***** RAW DATA *****

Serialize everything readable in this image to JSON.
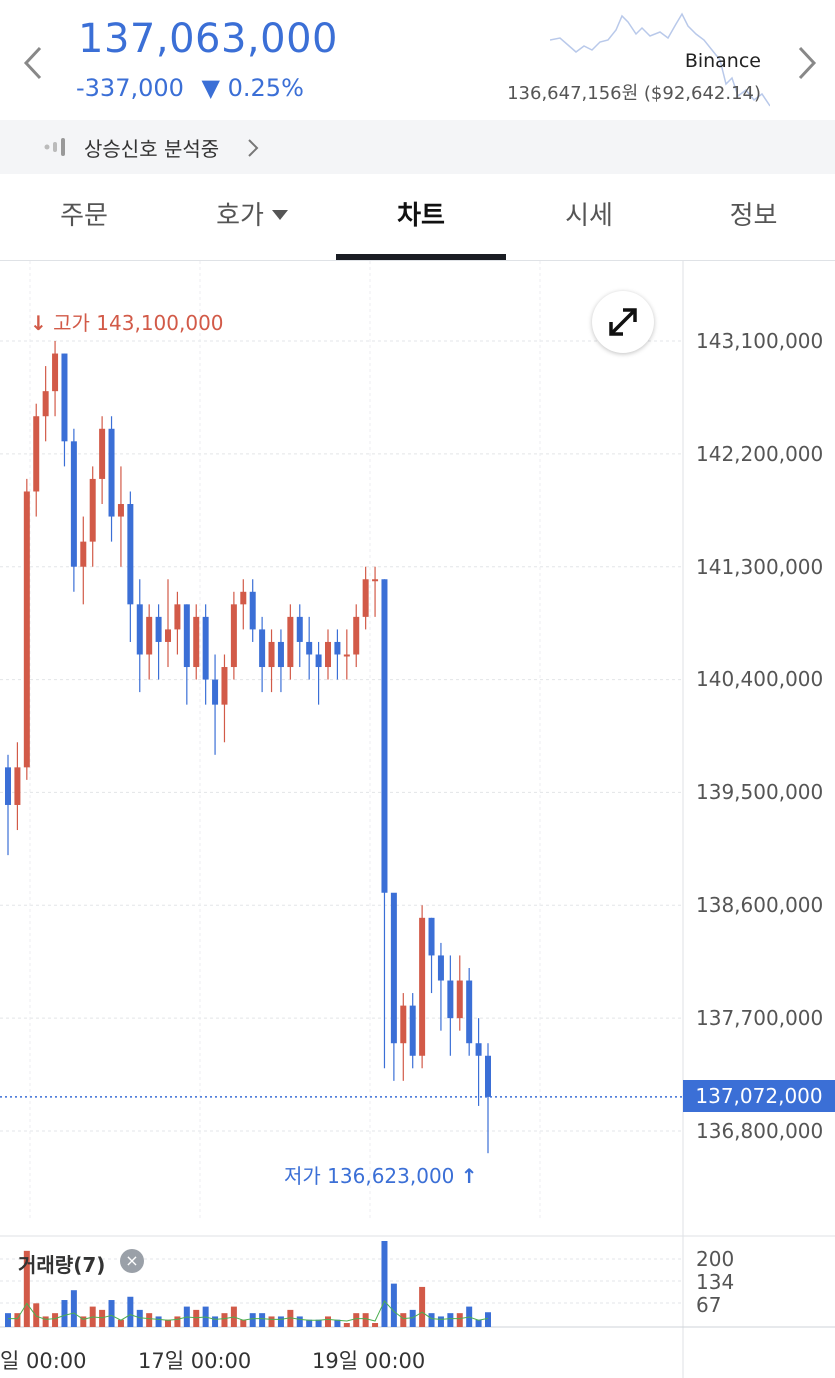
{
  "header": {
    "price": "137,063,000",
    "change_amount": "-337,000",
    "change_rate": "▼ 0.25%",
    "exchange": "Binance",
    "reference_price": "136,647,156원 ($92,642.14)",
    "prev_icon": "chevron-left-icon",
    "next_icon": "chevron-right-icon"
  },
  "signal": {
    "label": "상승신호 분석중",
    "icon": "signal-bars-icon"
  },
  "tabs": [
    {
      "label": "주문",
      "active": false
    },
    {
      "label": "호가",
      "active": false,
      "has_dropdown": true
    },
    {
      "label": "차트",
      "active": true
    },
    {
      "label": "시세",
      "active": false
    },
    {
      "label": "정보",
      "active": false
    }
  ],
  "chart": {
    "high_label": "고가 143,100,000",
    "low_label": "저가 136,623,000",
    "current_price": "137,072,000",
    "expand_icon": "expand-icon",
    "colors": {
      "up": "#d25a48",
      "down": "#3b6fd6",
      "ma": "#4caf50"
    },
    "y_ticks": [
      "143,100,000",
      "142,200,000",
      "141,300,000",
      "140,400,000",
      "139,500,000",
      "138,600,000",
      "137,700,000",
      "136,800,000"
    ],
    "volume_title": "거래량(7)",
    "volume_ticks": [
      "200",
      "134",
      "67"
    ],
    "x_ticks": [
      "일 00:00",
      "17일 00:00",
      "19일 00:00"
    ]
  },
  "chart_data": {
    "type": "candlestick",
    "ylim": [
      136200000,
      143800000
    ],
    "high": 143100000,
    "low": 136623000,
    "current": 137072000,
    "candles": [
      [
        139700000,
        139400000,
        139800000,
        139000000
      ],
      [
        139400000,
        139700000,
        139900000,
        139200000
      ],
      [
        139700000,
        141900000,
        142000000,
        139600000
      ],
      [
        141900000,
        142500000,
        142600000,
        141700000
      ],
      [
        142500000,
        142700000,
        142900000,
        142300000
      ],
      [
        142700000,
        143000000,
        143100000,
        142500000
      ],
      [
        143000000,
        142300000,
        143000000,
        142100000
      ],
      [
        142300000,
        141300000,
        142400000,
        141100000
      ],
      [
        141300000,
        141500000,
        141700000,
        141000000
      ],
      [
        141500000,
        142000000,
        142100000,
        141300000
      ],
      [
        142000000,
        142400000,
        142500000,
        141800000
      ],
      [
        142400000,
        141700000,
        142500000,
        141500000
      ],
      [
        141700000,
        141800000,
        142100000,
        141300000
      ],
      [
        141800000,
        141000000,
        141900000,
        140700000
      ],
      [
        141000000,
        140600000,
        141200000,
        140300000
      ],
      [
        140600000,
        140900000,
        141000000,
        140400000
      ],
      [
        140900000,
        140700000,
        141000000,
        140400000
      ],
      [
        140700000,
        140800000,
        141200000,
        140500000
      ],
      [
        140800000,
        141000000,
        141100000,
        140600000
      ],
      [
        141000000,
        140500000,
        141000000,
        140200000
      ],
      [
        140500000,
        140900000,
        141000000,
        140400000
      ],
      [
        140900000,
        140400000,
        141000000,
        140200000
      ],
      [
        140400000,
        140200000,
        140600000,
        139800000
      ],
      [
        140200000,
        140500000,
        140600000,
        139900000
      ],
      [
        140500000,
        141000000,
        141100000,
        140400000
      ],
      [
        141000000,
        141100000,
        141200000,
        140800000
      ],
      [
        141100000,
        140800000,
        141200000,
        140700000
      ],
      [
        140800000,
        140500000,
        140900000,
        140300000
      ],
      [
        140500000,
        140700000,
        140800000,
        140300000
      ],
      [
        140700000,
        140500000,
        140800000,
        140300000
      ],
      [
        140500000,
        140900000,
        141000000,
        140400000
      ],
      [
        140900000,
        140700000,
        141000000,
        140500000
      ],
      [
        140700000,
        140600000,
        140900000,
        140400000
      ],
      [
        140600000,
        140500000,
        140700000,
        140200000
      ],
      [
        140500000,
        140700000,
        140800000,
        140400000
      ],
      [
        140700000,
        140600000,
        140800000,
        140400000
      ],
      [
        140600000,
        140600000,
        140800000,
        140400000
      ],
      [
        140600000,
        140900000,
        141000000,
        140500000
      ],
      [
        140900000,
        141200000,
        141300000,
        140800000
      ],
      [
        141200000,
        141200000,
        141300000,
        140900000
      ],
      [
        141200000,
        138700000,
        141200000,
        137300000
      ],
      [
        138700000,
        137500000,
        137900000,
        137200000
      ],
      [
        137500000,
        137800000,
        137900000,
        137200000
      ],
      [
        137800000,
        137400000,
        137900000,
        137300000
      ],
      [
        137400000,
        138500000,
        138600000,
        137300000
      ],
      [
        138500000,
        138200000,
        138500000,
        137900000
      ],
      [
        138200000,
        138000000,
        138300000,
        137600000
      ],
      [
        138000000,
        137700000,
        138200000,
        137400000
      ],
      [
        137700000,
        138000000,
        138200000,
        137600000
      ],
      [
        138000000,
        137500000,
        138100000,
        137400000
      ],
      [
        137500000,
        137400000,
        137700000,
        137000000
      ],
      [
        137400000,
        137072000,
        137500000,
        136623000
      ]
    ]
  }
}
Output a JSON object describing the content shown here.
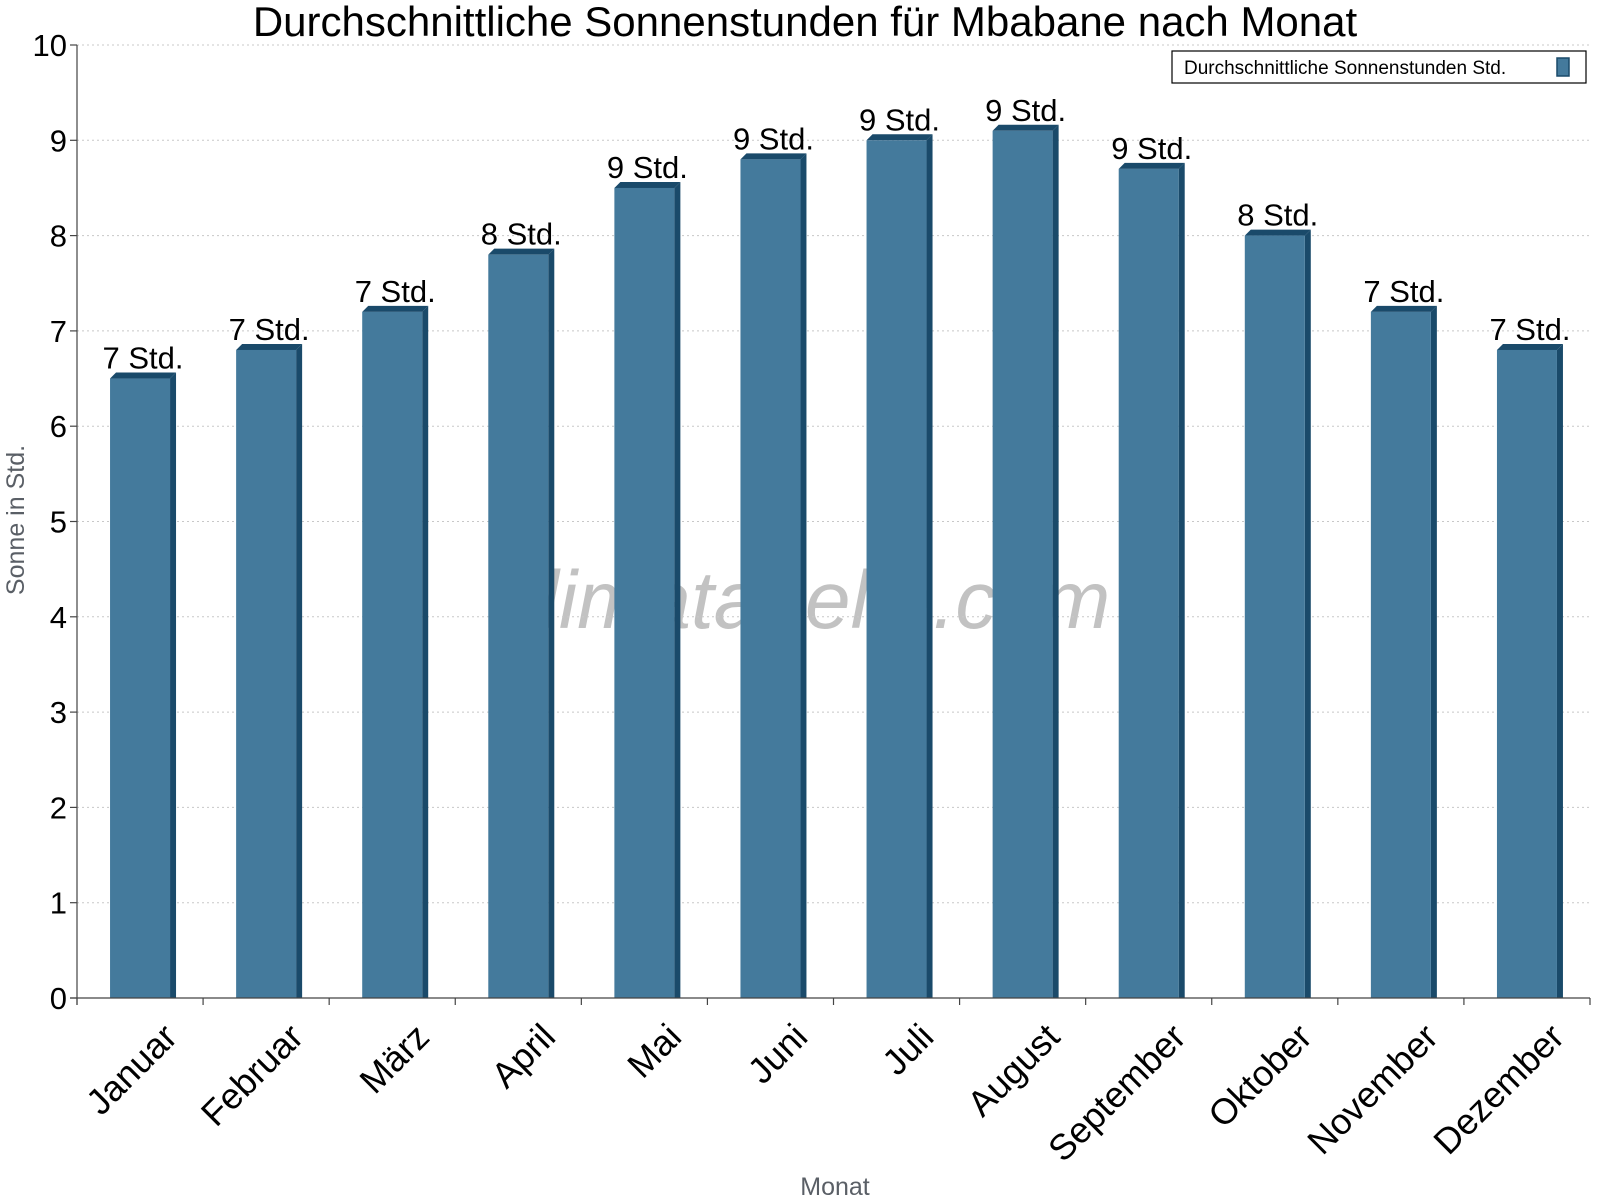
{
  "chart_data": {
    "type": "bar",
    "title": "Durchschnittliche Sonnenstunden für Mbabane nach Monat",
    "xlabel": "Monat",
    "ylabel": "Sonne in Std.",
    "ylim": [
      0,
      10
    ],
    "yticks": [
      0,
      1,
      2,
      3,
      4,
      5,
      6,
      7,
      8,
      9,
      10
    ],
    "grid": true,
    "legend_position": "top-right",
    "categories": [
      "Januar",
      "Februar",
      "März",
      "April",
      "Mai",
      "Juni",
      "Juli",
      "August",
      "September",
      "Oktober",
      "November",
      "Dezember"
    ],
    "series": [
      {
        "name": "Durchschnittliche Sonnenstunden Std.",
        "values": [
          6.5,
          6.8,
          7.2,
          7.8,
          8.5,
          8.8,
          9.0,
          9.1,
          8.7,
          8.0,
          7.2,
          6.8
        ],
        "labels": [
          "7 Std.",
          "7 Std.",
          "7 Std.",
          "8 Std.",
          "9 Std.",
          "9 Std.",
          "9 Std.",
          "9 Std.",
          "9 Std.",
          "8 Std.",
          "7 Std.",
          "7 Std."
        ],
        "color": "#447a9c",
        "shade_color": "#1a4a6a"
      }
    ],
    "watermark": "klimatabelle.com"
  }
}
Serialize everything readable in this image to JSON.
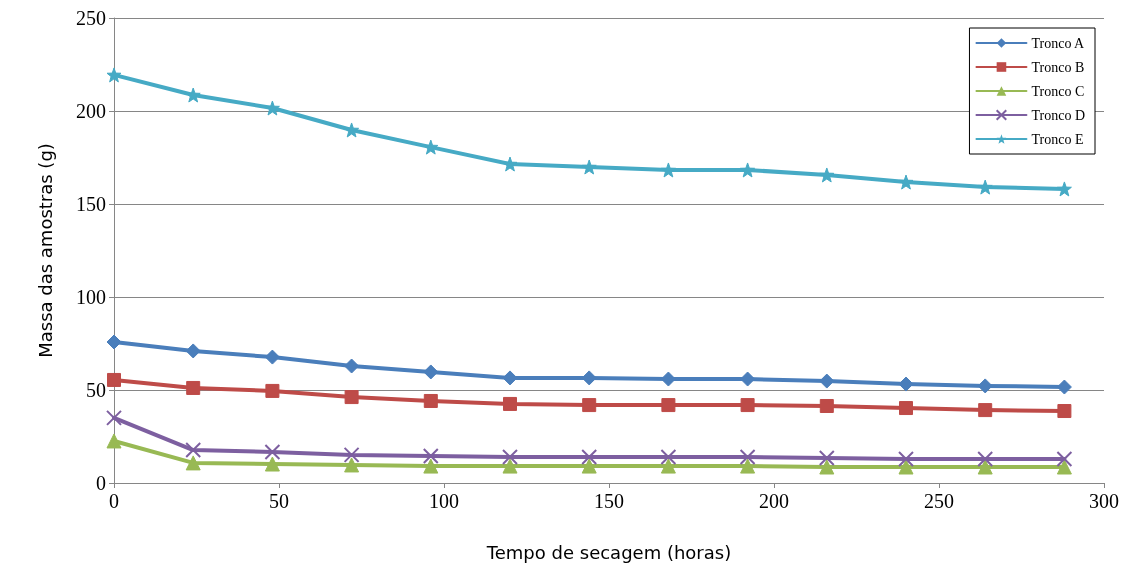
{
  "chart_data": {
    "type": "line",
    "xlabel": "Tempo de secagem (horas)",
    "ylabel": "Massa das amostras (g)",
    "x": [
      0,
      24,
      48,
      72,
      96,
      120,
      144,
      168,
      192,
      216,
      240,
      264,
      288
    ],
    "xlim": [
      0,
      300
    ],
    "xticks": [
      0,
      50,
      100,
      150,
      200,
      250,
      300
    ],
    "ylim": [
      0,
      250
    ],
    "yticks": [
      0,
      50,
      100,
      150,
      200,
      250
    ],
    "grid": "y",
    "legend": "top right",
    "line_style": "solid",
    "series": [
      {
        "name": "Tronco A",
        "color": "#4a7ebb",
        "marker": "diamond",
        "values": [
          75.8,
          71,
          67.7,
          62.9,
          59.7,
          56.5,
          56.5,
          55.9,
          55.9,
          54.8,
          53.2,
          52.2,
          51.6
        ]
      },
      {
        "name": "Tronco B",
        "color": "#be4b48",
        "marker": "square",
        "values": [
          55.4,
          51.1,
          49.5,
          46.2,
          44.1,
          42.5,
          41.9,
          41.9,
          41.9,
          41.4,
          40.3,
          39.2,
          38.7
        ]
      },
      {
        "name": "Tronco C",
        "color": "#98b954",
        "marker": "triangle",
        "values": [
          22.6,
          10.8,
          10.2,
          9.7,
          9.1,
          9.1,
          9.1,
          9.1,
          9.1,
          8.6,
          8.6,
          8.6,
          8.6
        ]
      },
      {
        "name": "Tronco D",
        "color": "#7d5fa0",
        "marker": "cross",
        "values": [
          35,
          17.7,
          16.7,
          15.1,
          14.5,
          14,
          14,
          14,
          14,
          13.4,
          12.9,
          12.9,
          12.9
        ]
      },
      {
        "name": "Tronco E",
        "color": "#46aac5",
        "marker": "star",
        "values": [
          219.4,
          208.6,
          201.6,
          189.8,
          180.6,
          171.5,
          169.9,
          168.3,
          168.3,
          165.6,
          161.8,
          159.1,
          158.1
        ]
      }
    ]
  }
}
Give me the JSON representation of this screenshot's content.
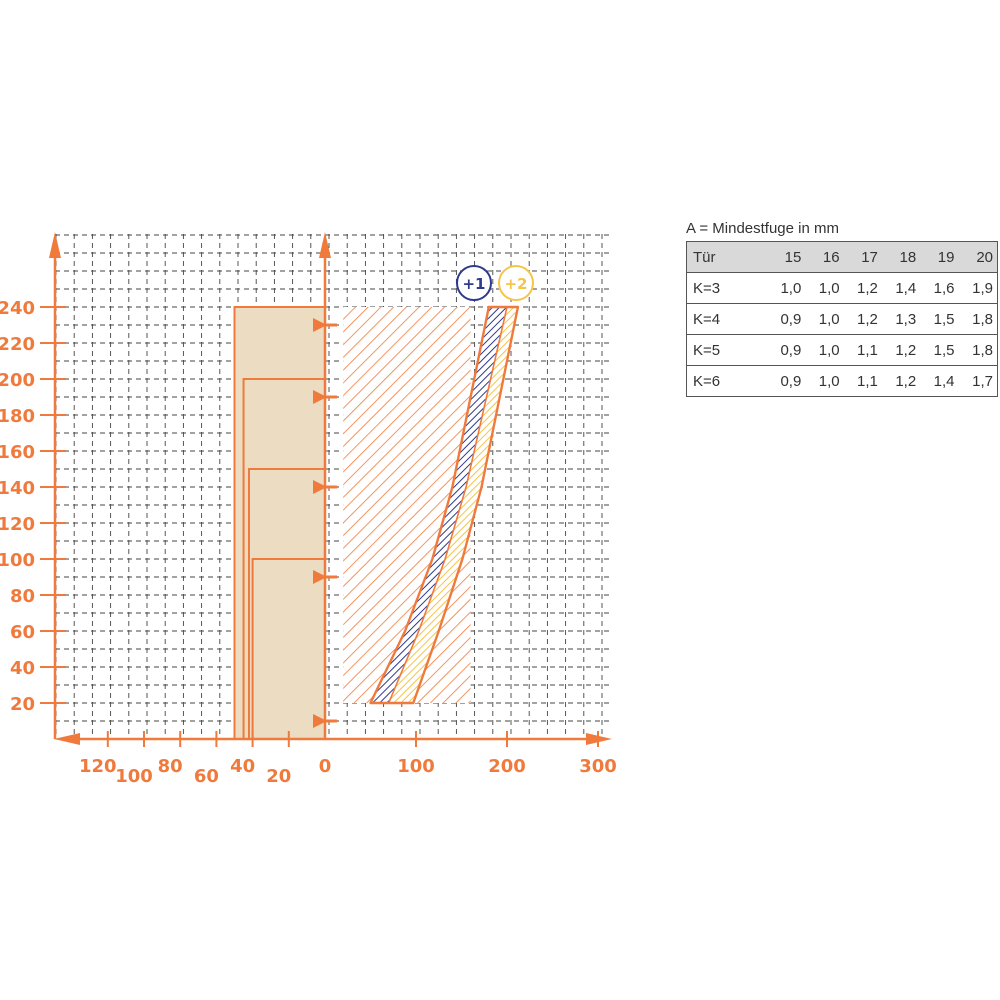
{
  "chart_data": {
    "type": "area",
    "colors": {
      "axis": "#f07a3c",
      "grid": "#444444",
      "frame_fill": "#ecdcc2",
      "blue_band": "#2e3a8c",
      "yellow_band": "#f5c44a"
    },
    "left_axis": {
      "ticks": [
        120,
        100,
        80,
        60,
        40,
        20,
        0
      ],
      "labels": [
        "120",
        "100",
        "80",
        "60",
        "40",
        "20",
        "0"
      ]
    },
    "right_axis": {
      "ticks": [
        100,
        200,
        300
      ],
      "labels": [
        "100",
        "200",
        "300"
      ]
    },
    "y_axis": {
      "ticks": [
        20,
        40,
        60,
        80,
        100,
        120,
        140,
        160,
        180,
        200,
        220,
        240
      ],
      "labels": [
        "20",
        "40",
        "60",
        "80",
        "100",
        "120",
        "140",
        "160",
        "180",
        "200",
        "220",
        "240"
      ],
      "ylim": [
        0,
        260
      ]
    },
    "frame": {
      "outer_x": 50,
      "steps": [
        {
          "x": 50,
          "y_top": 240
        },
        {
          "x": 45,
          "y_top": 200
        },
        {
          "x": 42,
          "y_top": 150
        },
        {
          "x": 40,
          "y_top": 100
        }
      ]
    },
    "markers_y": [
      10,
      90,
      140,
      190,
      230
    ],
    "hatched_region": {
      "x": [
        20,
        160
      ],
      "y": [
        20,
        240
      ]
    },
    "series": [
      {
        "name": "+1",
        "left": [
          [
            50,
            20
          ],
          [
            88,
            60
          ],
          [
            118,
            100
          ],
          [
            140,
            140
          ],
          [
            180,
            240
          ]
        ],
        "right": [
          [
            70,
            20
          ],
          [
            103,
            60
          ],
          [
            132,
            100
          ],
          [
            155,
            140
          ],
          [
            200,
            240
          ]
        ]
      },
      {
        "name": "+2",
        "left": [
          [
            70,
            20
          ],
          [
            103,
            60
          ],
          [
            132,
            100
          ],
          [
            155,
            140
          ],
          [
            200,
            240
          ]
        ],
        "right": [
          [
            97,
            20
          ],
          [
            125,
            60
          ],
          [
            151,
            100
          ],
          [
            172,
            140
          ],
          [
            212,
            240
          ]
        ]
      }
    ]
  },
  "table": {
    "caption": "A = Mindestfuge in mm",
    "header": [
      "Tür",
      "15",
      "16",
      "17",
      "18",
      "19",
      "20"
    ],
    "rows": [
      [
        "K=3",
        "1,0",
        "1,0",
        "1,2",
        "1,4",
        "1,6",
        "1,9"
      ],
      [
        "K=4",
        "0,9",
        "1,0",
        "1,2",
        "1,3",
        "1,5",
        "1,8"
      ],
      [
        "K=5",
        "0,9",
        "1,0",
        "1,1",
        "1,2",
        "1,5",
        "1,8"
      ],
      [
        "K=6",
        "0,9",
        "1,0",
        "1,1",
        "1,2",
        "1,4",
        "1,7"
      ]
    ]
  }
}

*****

§ **STATED EXERCISE**
Copy whichever lines in the listing above contain the word "content".

§ **TASK RESPONSE**
Output a JSON object describing the content shown here.
Give me the JSON representation of this screenshot's content.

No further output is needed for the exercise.